------ Records provided ------

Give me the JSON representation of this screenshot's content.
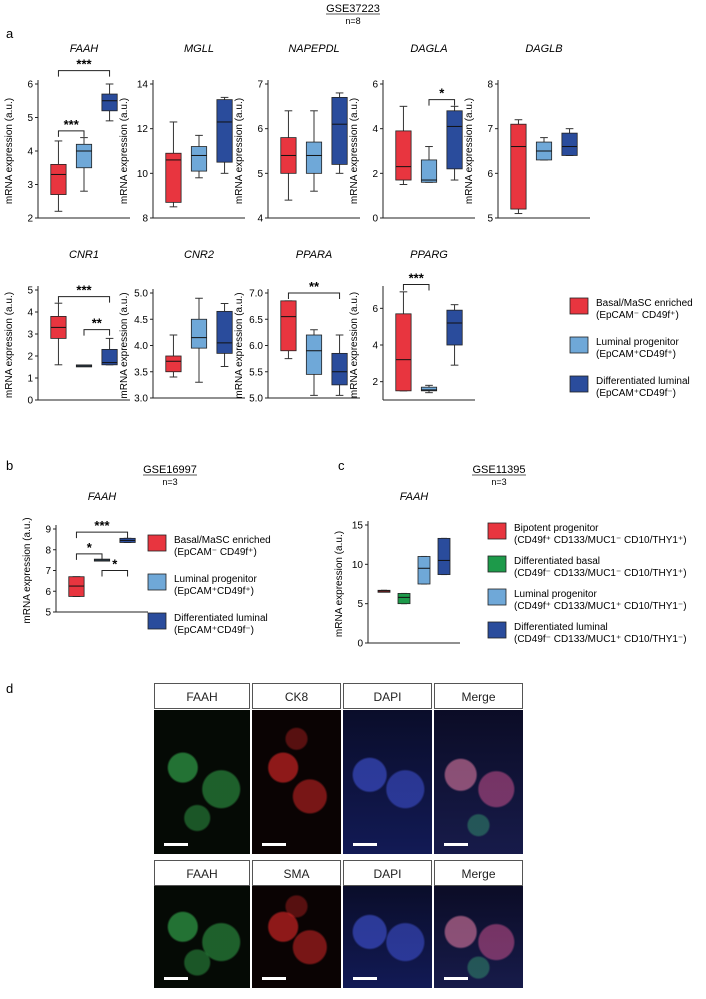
{
  "colors": {
    "red": "#e8353f",
    "light": "#6fa8d8",
    "dark": "#2a4c9c",
    "green": "#1d9a4a",
    "black": "#000000"
  },
  "sections": {
    "a": {
      "letter": "a",
      "dataset": "GSE37223",
      "n": "n=8"
    },
    "b": {
      "letter": "b",
      "dataset": "GSE16997",
      "n": "n=3"
    },
    "c": {
      "letter": "c",
      "dataset": "GSE11395",
      "n": "n=3"
    },
    "d": {
      "letter": "d"
    }
  },
  "ylabel": "mRNA expression (a.u.)",
  "legend_a": [
    {
      "line1": "Basal/MaSC enriched",
      "line2": "(EpCAM⁻ CD49f⁺)",
      "color": "red"
    },
    {
      "line1": "Luminal progenitor",
      "line2": "(EpCAM⁺CD49f⁺)",
      "color": "light"
    },
    {
      "line1": "Differentiated luminal",
      "line2": "(EpCAM⁺CD49f⁻)",
      "color": "dark"
    }
  ],
  "legend_c": [
    {
      "line1": "Bipotent progenitor",
      "line2": "(CD49f⁺ CD133/MUC1⁻ CD10/THY1⁺)",
      "color": "red"
    },
    {
      "line1": "Differentiated basal",
      "line2": "(CD49f⁻ CD133/MUC1⁻ CD10/THY1⁺)",
      "color": "green"
    },
    {
      "line1": "Luminal progenitor",
      "line2": "(CD49f⁺ CD133/MUC1⁺ CD10/THY1⁻)",
      "color": "light"
    },
    {
      "line1": "Differentiated luminal",
      "line2": "(CD49f⁻ CD133/MUC1⁺ CD10/THY1⁻)",
      "color": "dark"
    }
  ],
  "chart_data": [
    {
      "type": "box",
      "title": "FAAH",
      "ylim": [
        2,
        6
      ],
      "yticks": [
        "2",
        "3",
        "4",
        "5",
        "6"
      ],
      "colors": [
        "red",
        "light",
        "dark"
      ],
      "boxes": [
        {
          "min": 2.2,
          "q1": 2.7,
          "median": 3.3,
          "q3": 3.6,
          "max": 4.3
        },
        {
          "min": 2.8,
          "q1": 3.5,
          "median": 4.0,
          "q3": 4.2,
          "max": 4.4
        },
        {
          "min": 4.9,
          "q1": 5.2,
          "median": 5.5,
          "q3": 5.7,
          "max": 6.0
        }
      ],
      "sig": [
        {
          "label": "***",
          "from": 0,
          "to": 2,
          "y": 6.4
        },
        {
          "label": "***",
          "from": 0,
          "to": 1,
          "y": 4.6
        }
      ]
    },
    {
      "type": "box",
      "title": "MGLL",
      "ylim": [
        8,
        14
      ],
      "yticks": [
        "8",
        "10",
        "12",
        "14"
      ],
      "colors": [
        "red",
        "light",
        "dark"
      ],
      "boxes": [
        {
          "min": 8.5,
          "q1": 8.7,
          "median": 10.6,
          "q3": 10.9,
          "max": 12.3
        },
        {
          "min": 9.8,
          "q1": 10.1,
          "median": 10.8,
          "q3": 11.2,
          "max": 11.7
        },
        {
          "min": 10.0,
          "q1": 10.5,
          "median": 12.3,
          "q3": 13.3,
          "max": 13.4
        }
      ],
      "sig": []
    },
    {
      "type": "box",
      "title": "NAPEPDL",
      "ylim": [
        4,
        7
      ],
      "yticks": [
        "4",
        "5",
        "6",
        "7"
      ],
      "colors": [
        "red",
        "light",
        "dark"
      ],
      "boxes": [
        {
          "min": 4.4,
          "q1": 5.0,
          "median": 5.4,
          "q3": 5.8,
          "max": 6.4
        },
        {
          "min": 4.6,
          "q1": 5.0,
          "median": 5.4,
          "q3": 5.7,
          "max": 6.4
        },
        {
          "min": 5.0,
          "q1": 5.2,
          "median": 6.1,
          "q3": 6.7,
          "max": 6.8
        }
      ],
      "sig": []
    },
    {
      "type": "box",
      "title": "DAGLA",
      "ylim": [
        0,
        6
      ],
      "yticks": [
        "0",
        "2",
        "4",
        "6"
      ],
      "colors": [
        "red",
        "light",
        "dark"
      ],
      "boxes": [
        {
          "min": 1.5,
          "q1": 1.7,
          "median": 2.3,
          "q3": 3.9,
          "max": 5.0
        },
        {
          "min": 1.6,
          "q1": 1.6,
          "median": 1.7,
          "q3": 2.6,
          "max": 3.2
        },
        {
          "min": 1.7,
          "q1": 2.2,
          "median": 4.1,
          "q3": 4.8,
          "max": 5.0
        }
      ],
      "sig": [
        {
          "label": "*",
          "from": 1,
          "to": 2,
          "y": 5.3
        }
      ]
    },
    {
      "type": "box",
      "title": "DAGLB",
      "ylim": [
        5,
        8
      ],
      "yticks": [
        "5",
        "6",
        "7",
        "8"
      ],
      "colors": [
        "red",
        "light",
        "dark"
      ],
      "boxes": [
        {
          "min": 5.1,
          "q1": 5.2,
          "median": 6.6,
          "q3": 7.1,
          "max": 7.2
        },
        {
          "min": 6.3,
          "q1": 6.3,
          "median": 6.5,
          "q3": 6.7,
          "max": 6.8
        },
        {
          "min": 6.4,
          "q1": 6.4,
          "median": 6.6,
          "q3": 6.9,
          "max": 7.0
        }
      ],
      "sig": []
    },
    {
      "type": "box",
      "title": "CNR1",
      "ylim": [
        0,
        5
      ],
      "yticks": [
        "0",
        "1",
        "2",
        "3",
        "4",
        "5"
      ],
      "colors": [
        "red",
        "light",
        "dark"
      ],
      "boxes": [
        {
          "min": 1.6,
          "q1": 2.8,
          "median": 3.3,
          "q3": 3.8,
          "max": 4.4
        },
        {
          "min": 1.55,
          "q1": 1.55,
          "median": 1.55,
          "q3": 1.55,
          "max": 1.55
        },
        {
          "min": 1.6,
          "q1": 1.6,
          "median": 1.7,
          "q3": 2.3,
          "max": 2.8
        }
      ],
      "sig": [
        {
          "label": "***",
          "from": 0,
          "to": 2,
          "y": 4.7
        },
        {
          "label": "**",
          "from": 1,
          "to": 2,
          "y": 3.2
        }
      ]
    },
    {
      "type": "box",
      "title": "CNR2",
      "ylim": [
        3,
        5
      ],
      "yticks": [
        "3.0",
        "3.5",
        "4.0",
        "4.5",
        "5.0"
      ],
      "colors": [
        "red",
        "light",
        "dark"
      ],
      "boxes": [
        {
          "min": 3.4,
          "q1": 3.5,
          "median": 3.7,
          "q3": 3.8,
          "max": 4.2
        },
        {
          "min": 3.3,
          "q1": 3.95,
          "median": 4.15,
          "q3": 4.5,
          "max": 4.9
        },
        {
          "min": 3.6,
          "q1": 3.85,
          "median": 4.05,
          "q3": 4.65,
          "max": 4.8
        }
      ],
      "sig": []
    },
    {
      "type": "box",
      "title": "PPARA",
      "ylim": [
        5,
        7
      ],
      "yticks": [
        "5.0",
        "5.5",
        "6.0",
        "6.5",
        "7.0"
      ],
      "colors": [
        "red",
        "light",
        "dark"
      ],
      "boxes": [
        {
          "min": 5.75,
          "q1": 5.9,
          "median": 6.55,
          "q3": 6.85,
          "max": 6.85
        },
        {
          "min": 5.05,
          "q1": 5.45,
          "median": 5.9,
          "q3": 6.2,
          "max": 6.3
        },
        {
          "min": 5.05,
          "q1": 5.25,
          "median": 5.5,
          "q3": 5.85,
          "max": 6.2
        }
      ],
      "sig": [
        {
          "label": "**",
          "from": 0,
          "to": 2,
          "y": 7.0
        }
      ]
    },
    {
      "type": "box",
      "title": "PPARG",
      "ylim": [
        1,
        7
      ],
      "yticks": [
        "2",
        "4",
        "6"
      ],
      "colors": [
        "red",
        "light",
        "dark"
      ],
      "boxes": [
        {
          "min": 1.5,
          "q1": 1.5,
          "median": 3.2,
          "q3": 5.7,
          "max": 6.9
        },
        {
          "min": 1.4,
          "q1": 1.5,
          "median": 1.55,
          "q3": 1.7,
          "max": 1.8
        },
        {
          "min": 2.9,
          "q1": 4.0,
          "median": 5.2,
          "q3": 5.9,
          "max": 6.2
        }
      ],
      "sig": [
        {
          "label": "***",
          "from": 0,
          "to": 1,
          "y": 7.3
        }
      ]
    },
    {
      "type": "box",
      "title": "FAAH",
      "ylim": [
        5,
        9
      ],
      "yticks": [
        "5",
        "6",
        "7",
        "8",
        "9"
      ],
      "colors": [
        "red",
        "light",
        "dark"
      ],
      "boxes": [
        {
          "min": 5.75,
          "q1": 5.75,
          "median": 6.25,
          "q3": 6.7,
          "max": 6.7
        },
        {
          "min": 7.5,
          "q1": 7.5,
          "median": 7.5,
          "q3": 7.5,
          "max": 7.5
        },
        {
          "min": 8.35,
          "q1": 8.35,
          "median": 8.45,
          "q3": 8.55,
          "max": 8.55
        }
      ],
      "sig": [
        {
          "label": "***",
          "from": 0,
          "to": 2,
          "y": 8.85
        },
        {
          "label": "*",
          "from": 0,
          "to": 1,
          "y": 7.8
        },
        {
          "label": "*",
          "from": 1,
          "to": 2,
          "y": 7.0
        }
      ]
    },
    {
      "type": "box",
      "title": "FAAH",
      "ylim": [
        0,
        15
      ],
      "yticks": [
        "0",
        "5",
        "10",
        "15"
      ],
      "colors": [
        "red",
        "green",
        "light",
        "dark"
      ],
      "boxes": [
        {
          "min": 6.5,
          "q1": 6.5,
          "median": 6.6,
          "q3": 6.7,
          "max": 6.7
        },
        {
          "min": 5.0,
          "q1": 5.0,
          "median": 5.8,
          "q3": 6.3,
          "max": 6.3
        },
        {
          "min": 7.5,
          "q1": 7.5,
          "median": 9.5,
          "q3": 11.0,
          "max": 11.0
        },
        {
          "min": 8.7,
          "q1": 8.7,
          "median": 10.5,
          "q3": 13.3,
          "max": 13.3
        }
      ],
      "sig": []
    }
  ],
  "micro": {
    "row1": [
      {
        "label": "FAAH",
        "stain": "green"
      },
      {
        "label": "CK8",
        "stain": "red"
      },
      {
        "label": "DAPI",
        "stain": "blue"
      },
      {
        "label": "Merge",
        "stain": "merge"
      }
    ],
    "row2": [
      {
        "label": "FAAH",
        "stain": "green"
      },
      {
        "label": "SMA",
        "stain": "red"
      },
      {
        "label": "DAPI",
        "stain": "blue"
      },
      {
        "label": "Merge",
        "stain": "merge"
      }
    ]
  }
}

------

• [Task details] Only one number is needed: please count the lines of the entries above in which the string "dataset" occurs.

• [Answer space] 3